Говорят, Коля великолепно сыграл Клавдия и призрака отца Гамлета в шекспировской постановке сына А.В.Эфроса – Димы Крымова. Говорят... верю... но я не видел... не успел.
Роль Пальи в «Железном классе» я отношу к высшим достижениям выдающегося артиста. Я высоко ценю наш с ним дуэт, и, признаюсь, пожалуй, это был лучший партнер в моей актерской жизни. Я мог бы сказать, что ценю наше трио в этом спектакле. Так оно и есть. Но во-первых, Оля Волкова в самых последних спектаклях отошла от нас и оставила свою роль, а во-вторых, пьеса написана автором прежде всего как мужские диалоги, и тут уж ничего не поделаешь.
Теперь я сделаю то, что делать не принято. Я опубликую отрывки из моего письма Коле и из его ответного письма. А потом объясню, почему я нарушаю общепринятые приличия.

» ПРЕДОСТАВЛЕННЫЕ ДАННЫЕ:
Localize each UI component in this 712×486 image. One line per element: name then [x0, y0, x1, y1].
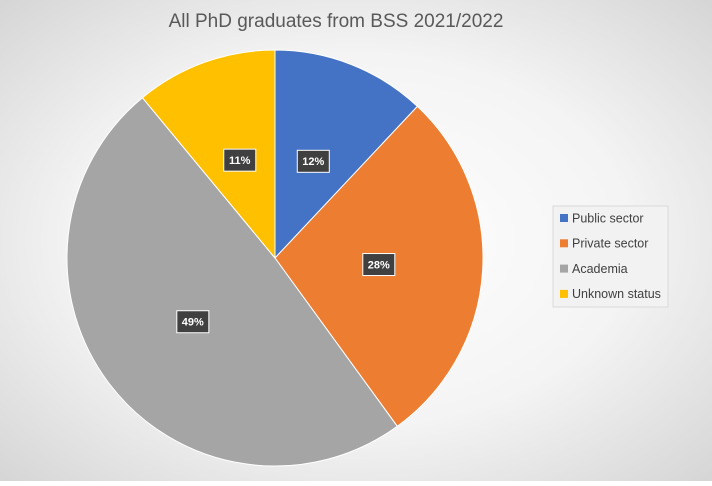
legend-marker — [560, 239, 568, 248]
legend-label: Private sector — [572, 237, 648, 251]
data-label-box — [362, 253, 396, 277]
pie-slice — [66, 97, 398, 467]
legend-box — [552, 205, 669, 308]
data-label: 49% — [182, 317, 204, 329]
data-label: 11% — [229, 155, 251, 167]
legend-marker — [560, 264, 568, 273]
legend-label: Academia — [572, 262, 628, 276]
legend-label: Unknown status — [572, 287, 661, 301]
data-labels: 12% 28% 49% 11% — [176, 148, 396, 334]
legend-label: Public sector — [572, 211, 644, 225]
legend-marker — [560, 289, 568, 298]
legend-marker — [560, 214, 568, 222]
pie-slice — [274, 49, 419, 260]
pie-slice — [141, 49, 276, 260]
data-label-box — [176, 310, 210, 334]
data-label-box — [223, 148, 257, 172]
data-label-box — [296, 149, 330, 173]
data-label: 28% — [368, 259, 390, 271]
legend: Public sector Private sector Academia Unkno… — [552, 205, 669, 308]
data-label: 12% — [302, 156, 324, 168]
pie — [66, 49, 484, 467]
chart-title: All PhD graduates from BSS 2021/2022 — [169, 11, 504, 32]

» УСЛОВИЕ ЗАДАНИЯ:
Перескажите, пожалуйста, в виде краткого списка абзац фрагмента документа, который начинается словами «Роль Пальи в „Железном классе“». Сохраните его главные факты.

» ОТВЕТ К ЗАДАНИЮ:
- Роль Пальи в «Железном классе» я отношу к высшим достижениям выдающегося артиста.
- Я высоко ценю наш с ним дуэт. Пожалуй, это был лучший партнер в моей актерской жизни.
- Трио в этом спектакле я тоже ценю, но с оговорками. Оля Волкова в самых последних спектаклях оставила свою роль. Кроме того, пьеса написана прежде всего как мужские диалоги.